WORK INSTRUCTIONS ▸
Below is a listing to transcribe in full and exactly; keep the pictures out.

(Dataset entries on figures)
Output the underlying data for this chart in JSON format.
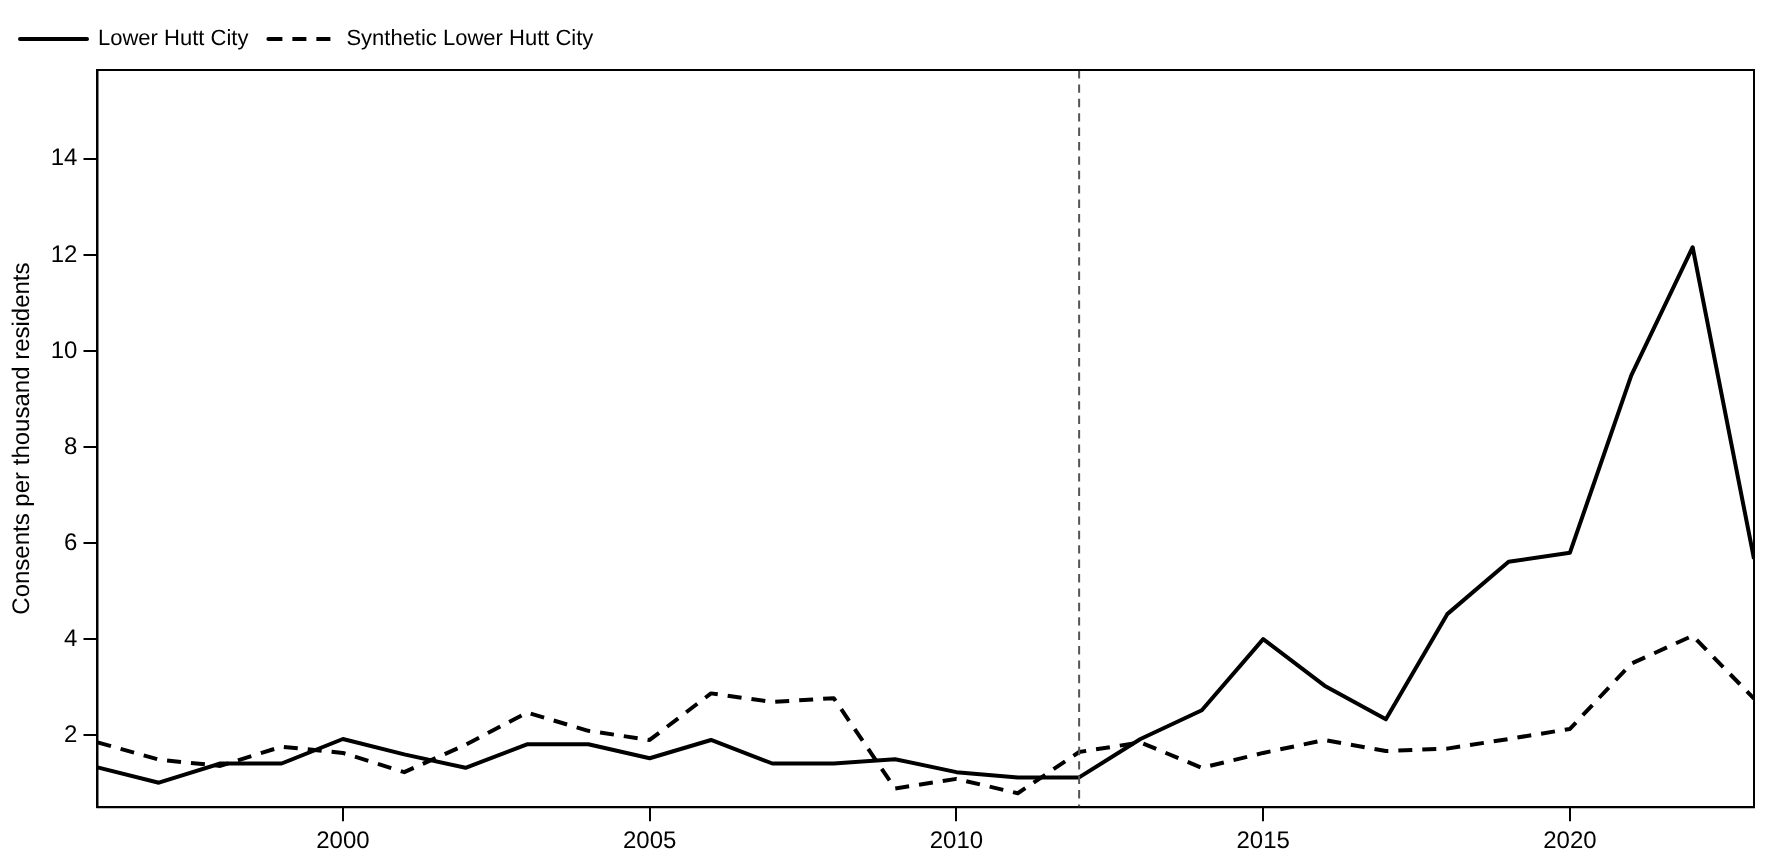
{
  "chart_data": {
    "type": "line",
    "ylabel": "Consents per thousand residents",
    "x": [
      1996,
      1997,
      1998,
      1999,
      2000,
      2001,
      2002,
      2003,
      2004,
      2005,
      2006,
      2007,
      2008,
      2009,
      2010,
      2011,
      2012,
      2013,
      2014,
      2015,
      2016,
      2017,
      2018,
      2019,
      2020,
      2021,
      2022,
      2023
    ],
    "series": [
      {
        "name": "Lower Hutt City",
        "color": "#000000",
        "line_style": "solid",
        "values": [
          1.33,
          1.01,
          1.41,
          1.41,
          1.92,
          1.6,
          1.32,
          1.81,
          1.81,
          1.52,
          1.9,
          1.41,
          1.41,
          1.5,
          1.23,
          1.12,
          1.12,
          1.92,
          2.52,
          4.0,
          3.03,
          2.33,
          4.52,
          5.61,
          5.8,
          9.49,
          12.16,
          5.67
        ]
      },
      {
        "name": "Synthetic Lower Hutt City",
        "color": "#000000",
        "line_style": "dashed",
        "values": [
          1.85,
          1.49,
          1.36,
          1.76,
          1.63,
          1.23,
          1.8,
          2.47,
          2.09,
          1.9,
          2.87,
          2.69,
          2.77,
          0.89,
          1.09,
          0.79,
          1.65,
          1.85,
          1.32,
          1.63,
          1.9,
          1.67,
          1.72,
          1.92,
          2.13,
          3.49,
          4.07,
          2.76
        ]
      }
    ],
    "xlim": [
      1996,
      2023
    ],
    "xticks": [
      2000,
      2005,
      2010,
      2015,
      2020
    ],
    "ylim": [
      0.5,
      15.85
    ],
    "yticks": [
      2,
      4,
      6,
      8,
      10,
      12,
      14
    ],
    "ref_lines": [
      {
        "axis": "x",
        "value": 2012,
        "color": "#555555",
        "line_style": "dashed"
      }
    ],
    "grid": false,
    "legend": "top left",
    "marker": "none"
  }
}
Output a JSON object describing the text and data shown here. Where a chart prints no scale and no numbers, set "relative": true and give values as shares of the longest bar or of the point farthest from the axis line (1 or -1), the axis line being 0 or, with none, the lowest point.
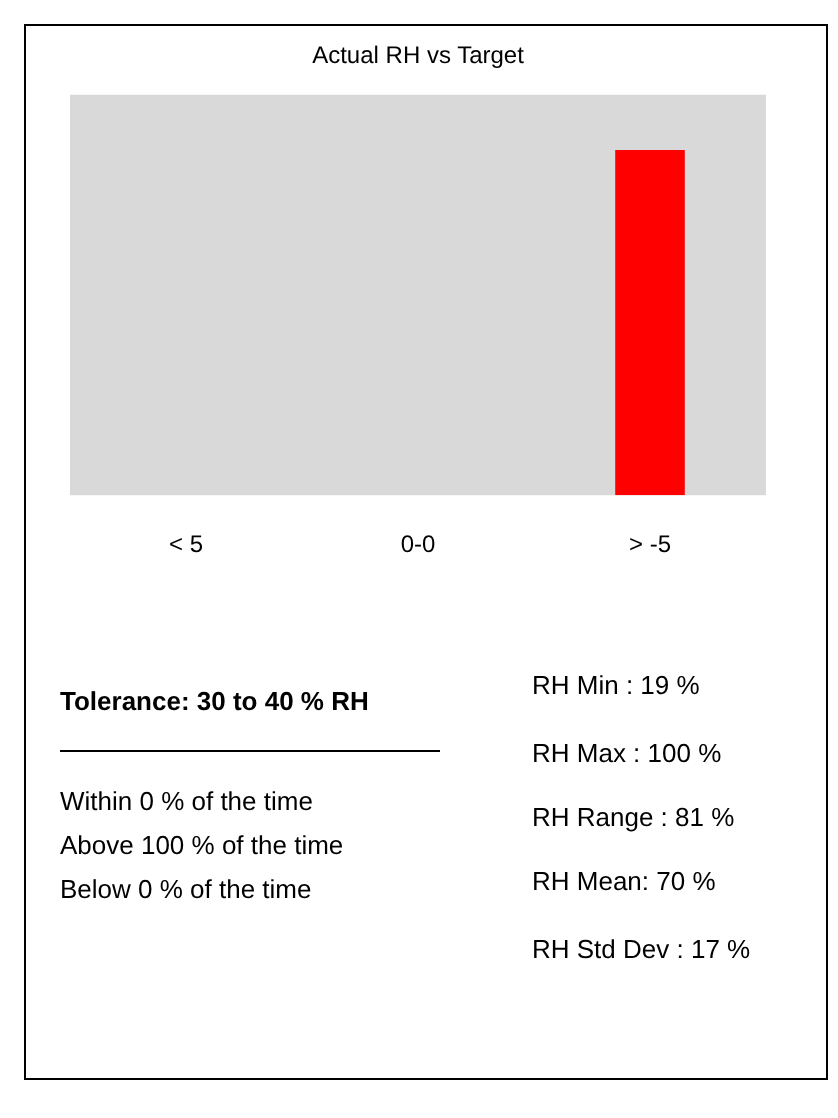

WRITTEN SOLUTION ▸
Output the underlying data for this chart in JSON format.
{
  "chart_data": {
    "type": "line",
    "ylabel": "Consents per thousand residents",
    "x": [
      1996,
      1997,
      1998,
      1999,
      2000,
      2001,
      2002,
      2003,
      2004,
      2005,
      2006,
      2007,
      2008,
      2009,
      2010,
      2011,
      2012,
      2013,
      2014,
      2015,
      2016,
      2017,
      2018,
      2019,
      2020,
      2021,
      2022,
      2023
    ],
    "series": [
      {
        "name": "Lower Hutt City",
        "color": "#000000",
        "line_style": "solid",
        "values": [
          1.33,
          1.01,
          1.41,
          1.41,
          1.92,
          1.6,
          1.32,
          1.81,
          1.81,
          1.52,
          1.9,
          1.41,
          1.41,
          1.5,
          1.23,
          1.12,
          1.12,
          1.92,
          2.52,
          4.0,
          3.03,
          2.33,
          4.52,
          5.61,
          5.8,
          9.49,
          12.16,
          5.67
        ]
      },
      {
        "name": "Synthetic Lower Hutt City",
        "color": "#000000",
        "line_style": "dashed",
        "values": [
          1.85,
          1.49,
          1.36,
          1.76,
          1.63,
          1.23,
          1.8,
          2.47,
          2.09,
          1.9,
          2.87,
          2.69,
          2.77,
          0.89,
          1.09,
          0.79,
          1.65,
          1.85,
          1.32,
          1.63,
          1.9,
          1.67,
          1.72,
          1.92,
          2.13,
          3.49,
          4.07,
          2.76
        ]
      }
    ],
    "xlim": [
      1996,
      2023
    ],
    "xticks": [
      2000,
      2005,
      2010,
      2015,
      2020
    ],
    "ylim": [
      0.5,
      15.85
    ],
    "yticks": [
      2,
      4,
      6,
      8,
      10,
      12,
      14
    ],
    "ref_lines": [
      {
        "axis": "x",
        "value": 2012,
        "color": "#555555",
        "line_style": "dashed"
      }
    ],
    "grid": false,
    "legend": "top left",
    "marker": "none"
  }
}
Output a JSON object describing the text and data shown here. Where a chart prints no scale and no numbers, set "relative": true and give values as shares of the longest bar or of the point farthest from the axis line (1 or -1), the axis line being 0 or, with none, the lowest point.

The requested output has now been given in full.